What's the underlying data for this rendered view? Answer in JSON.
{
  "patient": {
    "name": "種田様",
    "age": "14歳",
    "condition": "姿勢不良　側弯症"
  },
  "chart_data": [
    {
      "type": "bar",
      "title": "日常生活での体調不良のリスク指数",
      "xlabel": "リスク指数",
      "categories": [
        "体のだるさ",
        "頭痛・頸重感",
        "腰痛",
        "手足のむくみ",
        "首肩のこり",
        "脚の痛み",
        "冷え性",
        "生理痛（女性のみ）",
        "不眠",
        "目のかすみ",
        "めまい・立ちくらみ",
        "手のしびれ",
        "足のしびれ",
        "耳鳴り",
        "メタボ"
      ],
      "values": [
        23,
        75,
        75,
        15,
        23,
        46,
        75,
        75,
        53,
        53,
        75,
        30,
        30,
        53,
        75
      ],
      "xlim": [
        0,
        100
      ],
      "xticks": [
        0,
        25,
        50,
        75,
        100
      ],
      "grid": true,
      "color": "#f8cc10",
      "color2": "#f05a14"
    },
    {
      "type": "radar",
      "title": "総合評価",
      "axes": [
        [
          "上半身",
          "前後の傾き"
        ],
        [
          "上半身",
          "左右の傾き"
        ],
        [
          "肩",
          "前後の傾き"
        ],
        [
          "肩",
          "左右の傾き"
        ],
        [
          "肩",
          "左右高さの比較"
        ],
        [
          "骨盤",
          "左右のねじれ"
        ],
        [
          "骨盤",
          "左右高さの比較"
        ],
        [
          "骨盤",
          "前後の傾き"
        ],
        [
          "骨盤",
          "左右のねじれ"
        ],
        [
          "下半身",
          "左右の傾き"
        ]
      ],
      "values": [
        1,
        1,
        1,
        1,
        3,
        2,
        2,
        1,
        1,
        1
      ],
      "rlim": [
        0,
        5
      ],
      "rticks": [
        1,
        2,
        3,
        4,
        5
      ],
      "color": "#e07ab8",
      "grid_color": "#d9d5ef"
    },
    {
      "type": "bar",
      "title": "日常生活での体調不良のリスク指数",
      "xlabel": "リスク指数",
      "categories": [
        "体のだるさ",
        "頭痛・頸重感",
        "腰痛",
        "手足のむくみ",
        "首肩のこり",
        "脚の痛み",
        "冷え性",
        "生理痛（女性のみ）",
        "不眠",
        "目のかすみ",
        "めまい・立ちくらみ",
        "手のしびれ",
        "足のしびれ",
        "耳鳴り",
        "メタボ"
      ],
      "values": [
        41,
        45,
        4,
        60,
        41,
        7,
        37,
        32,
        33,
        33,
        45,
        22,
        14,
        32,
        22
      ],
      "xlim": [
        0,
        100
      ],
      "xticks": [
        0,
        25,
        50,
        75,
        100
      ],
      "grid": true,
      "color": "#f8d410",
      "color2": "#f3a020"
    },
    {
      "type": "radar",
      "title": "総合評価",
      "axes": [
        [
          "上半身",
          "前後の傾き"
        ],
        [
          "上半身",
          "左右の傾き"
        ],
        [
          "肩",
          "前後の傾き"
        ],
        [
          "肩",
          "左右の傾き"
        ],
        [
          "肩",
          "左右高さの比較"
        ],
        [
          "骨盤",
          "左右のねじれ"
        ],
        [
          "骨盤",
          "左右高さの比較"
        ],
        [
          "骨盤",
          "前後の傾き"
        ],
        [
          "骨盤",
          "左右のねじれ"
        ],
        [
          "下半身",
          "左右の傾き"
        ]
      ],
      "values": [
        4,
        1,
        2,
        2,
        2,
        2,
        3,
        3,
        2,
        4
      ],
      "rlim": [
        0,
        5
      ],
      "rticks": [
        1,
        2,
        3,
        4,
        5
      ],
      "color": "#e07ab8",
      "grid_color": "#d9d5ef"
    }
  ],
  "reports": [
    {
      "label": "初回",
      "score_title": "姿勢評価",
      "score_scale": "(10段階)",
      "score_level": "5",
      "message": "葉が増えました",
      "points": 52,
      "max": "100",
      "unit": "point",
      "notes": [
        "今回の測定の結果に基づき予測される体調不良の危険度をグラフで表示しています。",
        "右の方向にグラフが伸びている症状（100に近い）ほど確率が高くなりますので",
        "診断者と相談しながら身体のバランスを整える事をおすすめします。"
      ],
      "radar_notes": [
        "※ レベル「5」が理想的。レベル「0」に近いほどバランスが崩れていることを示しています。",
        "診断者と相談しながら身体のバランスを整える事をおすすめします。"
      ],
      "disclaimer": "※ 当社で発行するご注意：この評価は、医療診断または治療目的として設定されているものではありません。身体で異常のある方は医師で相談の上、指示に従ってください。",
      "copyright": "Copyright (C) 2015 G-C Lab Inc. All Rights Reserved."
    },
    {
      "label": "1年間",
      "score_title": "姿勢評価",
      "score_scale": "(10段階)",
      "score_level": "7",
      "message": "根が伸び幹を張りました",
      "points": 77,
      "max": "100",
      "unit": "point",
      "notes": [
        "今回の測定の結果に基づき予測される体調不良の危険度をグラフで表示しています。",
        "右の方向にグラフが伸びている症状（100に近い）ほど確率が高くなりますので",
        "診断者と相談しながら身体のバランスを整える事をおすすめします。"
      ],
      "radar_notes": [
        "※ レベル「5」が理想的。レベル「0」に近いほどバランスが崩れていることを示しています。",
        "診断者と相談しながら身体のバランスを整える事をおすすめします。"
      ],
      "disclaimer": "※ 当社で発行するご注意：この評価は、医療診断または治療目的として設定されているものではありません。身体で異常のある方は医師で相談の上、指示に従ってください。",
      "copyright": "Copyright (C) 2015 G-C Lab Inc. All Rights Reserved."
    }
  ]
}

####################

YOUR TASK. Extract every record and return it verbatim.

RESULT BELOW.
What's the underlying data for this rendered view? Answer in JSON.
{
  "patient": {
    "name": "種田様",
    "age": "14歳",
    "condition": "姿勢不良　側弯症"
  },
  "chart_data": [
    {
      "type": "bar",
      "title": "日常生活での体調不良のリスク指数",
      "xlabel": "リスク指数",
      "categories": [
        "体のだるさ",
        "頭痛・頸重感",
        "腰痛",
        "手足のむくみ",
        "首肩のこり",
        "脚の痛み",
        "冷え性",
        "生理痛（女性のみ）",
        "不眠",
        "目のかすみ",
        "めまい・立ちくらみ",
        "手のしびれ",
        "足のしびれ",
        "耳鳴り",
        "メタボ"
      ],
      "values": [
        23,
        75,
        75,
        15,
        23,
        46,
        75,
        75,
        53,
        53,
        75,
        30,
        30,
        53,
        75
      ],
      "xlim": [
        0,
        100
      ],
      "xticks": [
        0,
        25,
        50,
        75,
        100
      ],
      "grid": true,
      "color": "#f8cc10",
      "color2": "#f05a14"
    },
    {
      "type": "radar",
      "title": "総合評価",
      "axes": [
        [
          "上半身",
          "前後の傾き"
        ],
        [
          "上半身",
          "左右の傾き"
        ],
        [
          "肩",
          "前後の傾き"
        ],
        [
          "肩",
          "左右の傾き"
        ],
        [
          "肩",
          "左右高さの比較"
        ],
        [
          "骨盤",
          "左右のねじれ"
        ],
        [
          "骨盤",
          "左右高さの比較"
        ],
        [
          "骨盤",
          "前後の傾き"
        ],
        [
          "骨盤",
          "左右のねじれ"
        ],
        [
          "下半身",
          "左右の傾き"
        ]
      ],
      "values": [
        1,
        1,
        1,
        1,
        3,
        2,
        2,
        1,
        1,
        1
      ],
      "rlim": [
        0,
        5
      ],
      "rticks": [
        1,
        2,
        3,
        4,
        5
      ],
      "color": "#e07ab8",
      "grid_color": "#d9d5ef"
    },
    {
      "type": "bar",
      "title": "日常生活での体調不良のリスク指数",
      "xlabel": "リスク指数",
      "categories": [
        "体のだるさ",
        "頭痛・頸重感",
        "腰痛",
        "手足のむくみ",
        "首肩のこり",
        "脚の痛み",
        "冷え性",
        "生理痛（女性のみ）",
        "不眠",
        "目のかすみ",
        "めまい・立ちくらみ",
        "手のしびれ",
        "足のしびれ",
        "耳鳴り",
        "メタボ"
      ],
      "values": [
        41,
        45,
        4,
        60,
        41,
        7,
        37,
        32,
        33,
        33,
        45,
        22,
        14,
        32,
        22
      ],
      "xlim": [
        0,
        100
      ],
      "xticks": [
        0,
        25,
        50,
        75,
        100
      ],
      "grid": true,
      "color": "#f8d410",
      "color2": "#f3a020"
    },
    {
      "type": "radar",
      "title": "総合評価",
      "axes": [
        [
          "上半身",
          "前後の傾き"
        ],
        [
          "上半身",
          "左右の傾き"
        ],
        [
          "肩",
          "前後の傾き"
        ],
        [
          "肩",
          "左右の傾き"
        ],
        [
          "肩",
          "左右高さの比較"
        ],
        [
          "骨盤",
          "左右のねじれ"
        ],
        [
          "骨盤",
          "左右高さの比較"
        ],
        [
          "骨盤",
          "前後の傾き"
        ],
        [
          "骨盤",
          "左右のねじれ"
        ],
        [
          "下半身",
          "左右の傾き"
        ]
      ],
      "values": [
        4,
        1,
        2,
        2,
        2,
        2,
        3,
        3,
        2,
        4
      ],
      "rlim": [
        0,
        5
      ],
      "rticks": [
        1,
        2,
        3,
        4,
        5
      ],
      "color": "#e07ab8",
      "grid_color": "#d9d5ef"
    }
  ],
  "reports": [
    {
      "label": "初回",
      "score_title": "姿勢評価",
      "score_scale": "(10段階)",
      "score_level": "5",
      "message": "葉が増えました",
      "points": 52,
      "max": "100",
      "unit": "point",
      "notes": [
        "今回の測定の結果に基づき予測される体調不良の危険度をグラフで表示しています。",
        "右の方向にグラフが伸びている症状（100に近い）ほど確率が高くなりますので",
        "診断者と相談しながら身体のバランスを整える事をおすすめします。"
      ],
      "radar_notes": [
        "※ レベル「5」が理想的。レベル「0」に近いほどバランスが崩れていることを示しています。",
        "診断者と相談しながら身体のバランスを整える事をおすすめします。"
      ],
      "disclaimer": "※ 当社で発行するご注意：この評価は、医療診断または治療目的として設定されているものではありません。身体で異常のある方は医師で相談の上、指示に従ってください。",
      "copyright": "Copyright (C) 2015 G-C Lab Inc. All Rights Reserved."
    },
    {
      "label": "1年間",
      "score_title": "姿勢評価",
      "score_scale": "(10段階)",
      "score_level": "7",
      "message": "根が伸び幹を張りました",
      "points": 77,
      "max": "100",
      "unit": "point",
      "notes": [
        "今回の測定の結果に基づき予測される体調不良の危険度をグラフで表示しています。",
        "右の方向にグラフが伸びている症状（100に近い）ほど確率が高くなりますので",
        "診断者と相談しながら身体のバランスを整える事をおすすめします。"
      ],
      "radar_notes": [
        "※ レベル「5」が理想的。レベル「0」に近いほどバランスが崩れていることを示しています。",
        "診断者と相談しながら身体のバランスを整える事をおすすめします。"
      ],
      "disclaimer": "※ 当社で発行するご注意：この評価は、医療診断または治療目的として設定されているものではありません。身体で異常のある方は医師で相談の上、指示に従ってください。",
      "copyright": "Copyright (C) 2015 G-C Lab Inc. All Rights Reserved."
    }
  ]
}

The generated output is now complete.